What is expected> Return all the data, word for word.

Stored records
* * *

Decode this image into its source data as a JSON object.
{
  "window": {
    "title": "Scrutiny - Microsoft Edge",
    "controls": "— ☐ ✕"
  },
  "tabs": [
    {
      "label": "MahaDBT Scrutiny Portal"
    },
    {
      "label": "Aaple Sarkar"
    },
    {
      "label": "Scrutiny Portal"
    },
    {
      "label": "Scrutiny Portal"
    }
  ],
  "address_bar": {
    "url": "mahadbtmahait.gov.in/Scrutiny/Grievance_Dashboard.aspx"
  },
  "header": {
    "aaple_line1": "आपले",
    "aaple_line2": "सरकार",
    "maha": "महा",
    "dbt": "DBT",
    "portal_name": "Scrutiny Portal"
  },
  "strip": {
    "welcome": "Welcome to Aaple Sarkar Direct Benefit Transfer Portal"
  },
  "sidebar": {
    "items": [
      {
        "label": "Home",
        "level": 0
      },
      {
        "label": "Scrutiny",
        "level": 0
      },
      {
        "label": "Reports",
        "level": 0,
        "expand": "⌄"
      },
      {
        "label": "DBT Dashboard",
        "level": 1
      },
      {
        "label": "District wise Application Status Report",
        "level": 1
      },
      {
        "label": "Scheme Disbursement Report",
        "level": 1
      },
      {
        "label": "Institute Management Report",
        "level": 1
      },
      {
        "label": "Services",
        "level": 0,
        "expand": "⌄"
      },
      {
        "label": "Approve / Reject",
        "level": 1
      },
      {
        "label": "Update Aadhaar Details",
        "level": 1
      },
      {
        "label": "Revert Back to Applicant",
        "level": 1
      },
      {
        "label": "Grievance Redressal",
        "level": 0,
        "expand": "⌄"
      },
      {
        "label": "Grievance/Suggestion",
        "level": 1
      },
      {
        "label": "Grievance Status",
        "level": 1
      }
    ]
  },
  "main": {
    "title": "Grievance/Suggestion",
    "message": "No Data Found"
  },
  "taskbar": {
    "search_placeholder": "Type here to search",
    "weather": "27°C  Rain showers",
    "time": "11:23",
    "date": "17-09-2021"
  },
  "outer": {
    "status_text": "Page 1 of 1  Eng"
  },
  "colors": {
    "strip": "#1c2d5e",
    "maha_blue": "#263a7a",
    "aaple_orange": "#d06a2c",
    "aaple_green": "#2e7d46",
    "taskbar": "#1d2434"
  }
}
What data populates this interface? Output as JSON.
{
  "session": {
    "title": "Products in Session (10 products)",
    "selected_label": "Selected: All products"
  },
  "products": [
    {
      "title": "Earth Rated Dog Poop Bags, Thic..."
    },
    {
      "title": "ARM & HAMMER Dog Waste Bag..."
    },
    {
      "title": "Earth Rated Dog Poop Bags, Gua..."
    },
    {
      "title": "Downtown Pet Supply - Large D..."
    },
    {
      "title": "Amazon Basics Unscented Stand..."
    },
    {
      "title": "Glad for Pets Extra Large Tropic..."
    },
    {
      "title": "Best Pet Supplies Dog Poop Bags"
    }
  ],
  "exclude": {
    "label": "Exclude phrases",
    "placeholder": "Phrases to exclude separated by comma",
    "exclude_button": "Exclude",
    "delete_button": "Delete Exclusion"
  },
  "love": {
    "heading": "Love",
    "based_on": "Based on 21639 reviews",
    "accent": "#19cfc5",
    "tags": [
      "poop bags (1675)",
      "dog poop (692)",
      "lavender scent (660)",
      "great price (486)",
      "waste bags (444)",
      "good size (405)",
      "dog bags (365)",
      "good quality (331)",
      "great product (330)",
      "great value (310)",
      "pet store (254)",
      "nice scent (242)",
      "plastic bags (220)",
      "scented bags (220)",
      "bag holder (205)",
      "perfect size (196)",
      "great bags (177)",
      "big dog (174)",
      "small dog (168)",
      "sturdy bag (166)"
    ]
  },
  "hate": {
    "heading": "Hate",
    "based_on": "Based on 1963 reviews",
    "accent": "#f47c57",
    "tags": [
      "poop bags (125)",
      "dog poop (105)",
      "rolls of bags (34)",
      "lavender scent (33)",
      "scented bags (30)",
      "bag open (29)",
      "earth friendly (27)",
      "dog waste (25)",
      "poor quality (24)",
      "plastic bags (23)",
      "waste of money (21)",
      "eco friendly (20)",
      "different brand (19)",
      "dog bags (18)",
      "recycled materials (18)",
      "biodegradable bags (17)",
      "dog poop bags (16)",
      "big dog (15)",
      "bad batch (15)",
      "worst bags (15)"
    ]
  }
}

* * *

Right answer>
Decode this image into its source data as a JSON object.
{
  "window": {
    "title": "Scrutiny - Microsoft Edge",
    "controls": "— ☐ ✕"
  },
  "tabs": [
    {
      "label": "MahaDBT Scrutiny Portal"
    },
    {
      "label": "Aaple Sarkar"
    },
    {
      "label": "Scrutiny Portal"
    },
    {
      "label": "Scrutiny Portal"
    }
  ],
  "address_bar": {
    "url": "mahadbtmahait.gov.in/Scrutiny/Grievance_Dashboard.aspx"
  },
  "header": {
    "aaple_line1": "आपले",
    "aaple_line2": "सरकार",
    "maha": "महा",
    "dbt": "DBT",
    "portal_name": "Scrutiny Portal"
  },
  "strip": {
    "welcome": "Welcome to Aaple Sarkar Direct Benefit Transfer Portal"
  },
  "sidebar": {
    "items": [
      {
        "label": "Home",
        "level": 0
      },
      {
        "label": "Scrutiny",
        "level": 0
      },
      {
        "label": "Reports",
        "level": 0,
        "expand": "⌄"
      },
      {
        "label": "DBT Dashboard",
        "level": 1
      },
      {
        "label": "District wise Application Status Report",
        "level": 1
      },
      {
        "label": "Scheme Disbursement Report",
        "level": 1
      },
      {
        "label": "Institute Management Report",
        "level": 1
      },
      {
        "label": "Services",
        "level": 0,
        "expand": "⌄"
      },
      {
        "label": "Approve / Reject",
        "level": 1
      },
      {
        "label": "Update Aadhaar Details",
        "level": 1
      },
      {
        "label": "Revert Back to Applicant",
        "level": 1
      },
      {
        "label": "Grievance Redressal",
        "level": 0,
        "expand": "⌄"
      },
      {
        "label": "Grievance/Suggestion",
        "level": 1
      },
      {
        "label": "Grievance Status",
        "level": 1
      }
    ]
  },
  "main": {
    "title": "Grievance/Suggestion",
    "message": "No Data Found"
  },
  "taskbar": {
    "search_placeholder": "Type here to search",
    "weather": "27°C  Rain showers",
    "time": "11:23",
    "date": "17-09-2021"
  },
  "outer": {
    "status_text": "Page 1 of 1  Eng"
  },
  "colors": {
    "strip": "#1c2d5e",
    "maha_blue": "#263a7a",
    "aaple_orange": "#d06a2c",
    "aaple_green": "#2e7d46",
    "taskbar": "#1d2434"
  }
}
What data populates this interface? Output as JSON.
{
  "session": {
    "title": "Products in Session (10 products)",
    "selected_label": "Selected: All products"
  },
  "products": [
    {
      "title": "Earth Rated Dog Poop Bags, Thic..."
    },
    {
      "title": "ARM & HAMMER Dog Waste Bag..."
    },
    {
      "title": "Earth Rated Dog Poop Bags, Gua..."
    },
    {
      "title": "Downtown Pet Supply - Large D..."
    },
    {
      "title": "Amazon Basics Unscented Stand..."
    },
    {
      "title": "Glad for Pets Extra Large Tropic..."
    },
    {
      "title": "Best Pet Supplies Dog Poop Bags"
    }
  ],
  "exclude": {
    "label": "Exclude phrases",
    "placeholder": "Phrases to exclude separated by comma",
    "exclude_button": "Exclude",
    "delete_button": "Delete Exclusion"
  },
  "love": {
    "heading": "Love",
    "based_on": "Based on 21639 reviews",
    "accent": "#19cfc5",
    "tags": [
      "poop bags (1675)",
      "dog poop (692)",
      "lavender scent (660)",
      "great price (486)",
      "waste bags (444)",
      "good size (405)",
      "dog bags (365)",
      "good quality (331)",
      "great product (330)",
      "great value (310)",
      "pet store (254)",
      "nice scent (242)",
      "plastic bags (220)",
      "scented bags (220)",
      "bag holder (205)",
      "perfect size (196)",
      "great bags (177)",
      "big dog (174)",
      "small dog (168)",
      "sturdy bag (166)"
    ]
  },
  "hate": {
    "heading": "Hate",
    "based_on": "Based on 1963 reviews",
    "accent": "#f47c57",
    "tags": [
      "poop bags (125)",
      "dog poop (105)",
      "rolls of bags (34)",
      "lavender scent (33)",
      "scented bags (30)",
      "bag open (29)",
      "earth friendly (27)",
      "dog waste (25)",
      "poor quality (24)",
      "plastic bags (23)",
      "waste of money (21)",
      "eco friendly (20)",
      "different brand (19)",
      "dog bags (18)",
      "recycled materials (18)",
      "biodegradable bags (17)",
      "dog poop bags (16)",
      "big dog (15)",
      "bad batch (15)",
      "worst bags (15)"
    ]
  }
}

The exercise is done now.